INPUT ROWS:
[Begin]
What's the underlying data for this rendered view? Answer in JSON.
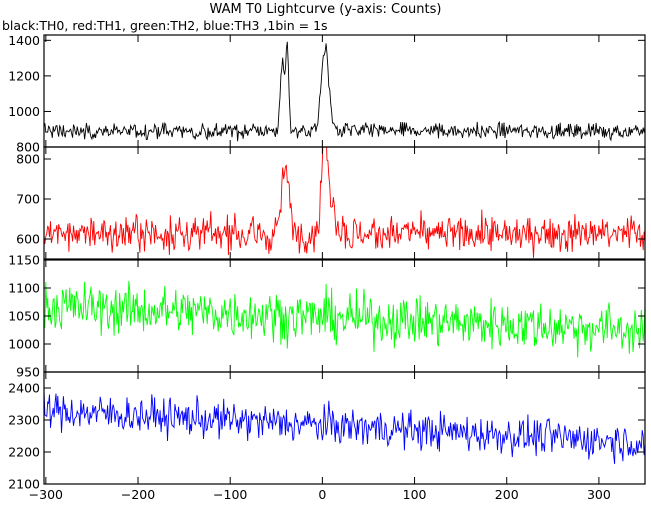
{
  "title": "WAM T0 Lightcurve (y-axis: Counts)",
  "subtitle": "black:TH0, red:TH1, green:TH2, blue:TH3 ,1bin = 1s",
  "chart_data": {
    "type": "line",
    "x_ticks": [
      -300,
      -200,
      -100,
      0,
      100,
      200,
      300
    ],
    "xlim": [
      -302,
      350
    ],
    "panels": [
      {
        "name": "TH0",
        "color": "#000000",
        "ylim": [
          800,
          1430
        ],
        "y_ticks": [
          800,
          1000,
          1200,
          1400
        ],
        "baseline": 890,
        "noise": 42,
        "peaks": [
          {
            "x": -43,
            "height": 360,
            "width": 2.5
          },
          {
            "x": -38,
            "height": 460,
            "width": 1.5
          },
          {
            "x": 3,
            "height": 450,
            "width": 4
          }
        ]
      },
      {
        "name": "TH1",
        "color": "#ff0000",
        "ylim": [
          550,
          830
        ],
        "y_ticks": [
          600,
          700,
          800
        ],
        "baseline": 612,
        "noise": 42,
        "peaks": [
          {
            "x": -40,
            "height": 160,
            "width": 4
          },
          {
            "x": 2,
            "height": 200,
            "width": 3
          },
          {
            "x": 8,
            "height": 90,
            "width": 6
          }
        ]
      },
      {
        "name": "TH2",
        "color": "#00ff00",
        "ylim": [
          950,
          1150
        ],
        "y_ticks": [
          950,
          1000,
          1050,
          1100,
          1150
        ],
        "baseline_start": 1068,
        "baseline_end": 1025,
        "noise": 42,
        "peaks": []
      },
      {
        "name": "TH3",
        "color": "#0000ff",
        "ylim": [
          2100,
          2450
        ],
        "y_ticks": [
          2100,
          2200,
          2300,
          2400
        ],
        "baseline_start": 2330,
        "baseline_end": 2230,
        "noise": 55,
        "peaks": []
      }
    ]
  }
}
[End]
[Begin]
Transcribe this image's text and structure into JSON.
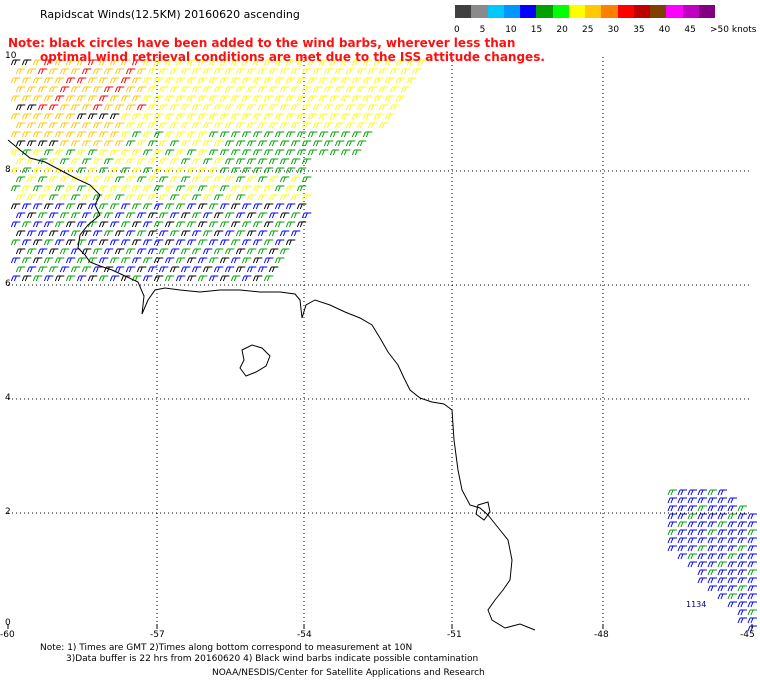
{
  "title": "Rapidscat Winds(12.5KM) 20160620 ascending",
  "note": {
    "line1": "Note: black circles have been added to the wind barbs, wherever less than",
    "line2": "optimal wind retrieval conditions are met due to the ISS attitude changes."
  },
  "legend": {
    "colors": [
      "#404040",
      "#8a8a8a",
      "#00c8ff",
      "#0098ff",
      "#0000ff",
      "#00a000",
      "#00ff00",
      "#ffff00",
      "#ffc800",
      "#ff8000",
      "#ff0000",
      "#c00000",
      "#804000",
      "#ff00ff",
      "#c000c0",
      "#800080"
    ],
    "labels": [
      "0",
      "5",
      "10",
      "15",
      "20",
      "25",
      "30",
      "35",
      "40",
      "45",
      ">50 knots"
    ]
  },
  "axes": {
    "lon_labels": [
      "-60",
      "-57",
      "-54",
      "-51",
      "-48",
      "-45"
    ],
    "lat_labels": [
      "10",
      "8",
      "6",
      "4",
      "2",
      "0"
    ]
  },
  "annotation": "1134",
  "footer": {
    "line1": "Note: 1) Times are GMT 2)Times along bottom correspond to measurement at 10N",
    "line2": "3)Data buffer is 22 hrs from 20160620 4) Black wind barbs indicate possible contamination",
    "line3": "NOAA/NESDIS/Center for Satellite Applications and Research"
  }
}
[End]
[Begin]
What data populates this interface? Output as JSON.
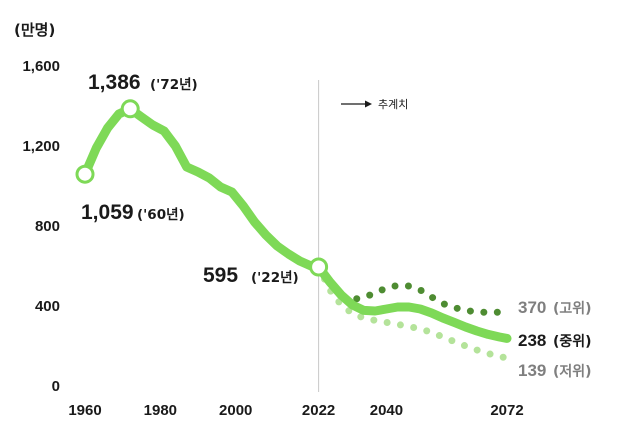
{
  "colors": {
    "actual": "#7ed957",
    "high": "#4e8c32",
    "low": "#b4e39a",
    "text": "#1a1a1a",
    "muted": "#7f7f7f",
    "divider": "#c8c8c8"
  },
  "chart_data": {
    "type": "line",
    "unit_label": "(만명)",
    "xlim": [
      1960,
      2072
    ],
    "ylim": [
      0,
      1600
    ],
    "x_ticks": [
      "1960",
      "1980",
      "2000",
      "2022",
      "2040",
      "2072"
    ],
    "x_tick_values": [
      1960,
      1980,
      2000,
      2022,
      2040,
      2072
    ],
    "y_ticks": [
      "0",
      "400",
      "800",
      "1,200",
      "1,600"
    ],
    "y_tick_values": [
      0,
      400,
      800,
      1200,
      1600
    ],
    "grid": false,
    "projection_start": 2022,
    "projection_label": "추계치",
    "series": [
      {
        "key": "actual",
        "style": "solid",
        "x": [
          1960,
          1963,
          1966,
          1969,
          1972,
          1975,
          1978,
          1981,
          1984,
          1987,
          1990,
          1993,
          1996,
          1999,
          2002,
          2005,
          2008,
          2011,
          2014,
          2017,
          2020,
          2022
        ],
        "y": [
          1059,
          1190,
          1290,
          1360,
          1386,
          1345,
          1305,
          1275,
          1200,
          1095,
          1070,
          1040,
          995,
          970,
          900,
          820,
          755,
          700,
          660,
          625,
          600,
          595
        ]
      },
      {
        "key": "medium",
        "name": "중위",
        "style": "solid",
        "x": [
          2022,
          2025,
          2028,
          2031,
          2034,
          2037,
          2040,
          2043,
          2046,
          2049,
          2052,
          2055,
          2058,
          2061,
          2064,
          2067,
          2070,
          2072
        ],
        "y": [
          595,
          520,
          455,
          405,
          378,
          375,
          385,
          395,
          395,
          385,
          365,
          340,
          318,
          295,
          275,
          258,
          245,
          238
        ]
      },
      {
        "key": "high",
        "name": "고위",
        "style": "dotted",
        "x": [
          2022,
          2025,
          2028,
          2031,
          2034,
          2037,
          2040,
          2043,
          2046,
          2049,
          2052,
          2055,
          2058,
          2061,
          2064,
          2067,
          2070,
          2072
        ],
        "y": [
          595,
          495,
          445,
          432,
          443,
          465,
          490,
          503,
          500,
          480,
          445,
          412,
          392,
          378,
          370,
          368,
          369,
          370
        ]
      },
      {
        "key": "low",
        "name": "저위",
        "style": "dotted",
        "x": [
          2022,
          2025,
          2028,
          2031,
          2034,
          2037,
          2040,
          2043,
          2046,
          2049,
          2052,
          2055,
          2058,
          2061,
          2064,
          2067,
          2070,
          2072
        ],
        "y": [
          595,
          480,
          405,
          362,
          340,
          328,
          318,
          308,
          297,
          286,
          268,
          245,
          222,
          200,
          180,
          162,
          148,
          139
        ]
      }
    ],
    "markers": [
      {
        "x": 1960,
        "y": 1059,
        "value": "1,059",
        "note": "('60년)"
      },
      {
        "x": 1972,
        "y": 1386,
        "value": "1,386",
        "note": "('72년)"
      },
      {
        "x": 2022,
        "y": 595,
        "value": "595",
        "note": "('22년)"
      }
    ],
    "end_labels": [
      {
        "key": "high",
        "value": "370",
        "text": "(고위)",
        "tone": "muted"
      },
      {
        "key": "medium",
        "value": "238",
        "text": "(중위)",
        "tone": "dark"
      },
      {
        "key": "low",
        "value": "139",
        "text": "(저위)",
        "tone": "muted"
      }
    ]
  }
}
[End]
WRITTEN INSTRUCTION: Check each line of the entries for the string "text". Copy the lines that have it.

CORRECT ANSWER:
Transcribe this image's text and structure into JSON.
    "text": "#1a1a1a",
        "text": "(고위)",
        "text": "(중위)",
        "text": "(저위)",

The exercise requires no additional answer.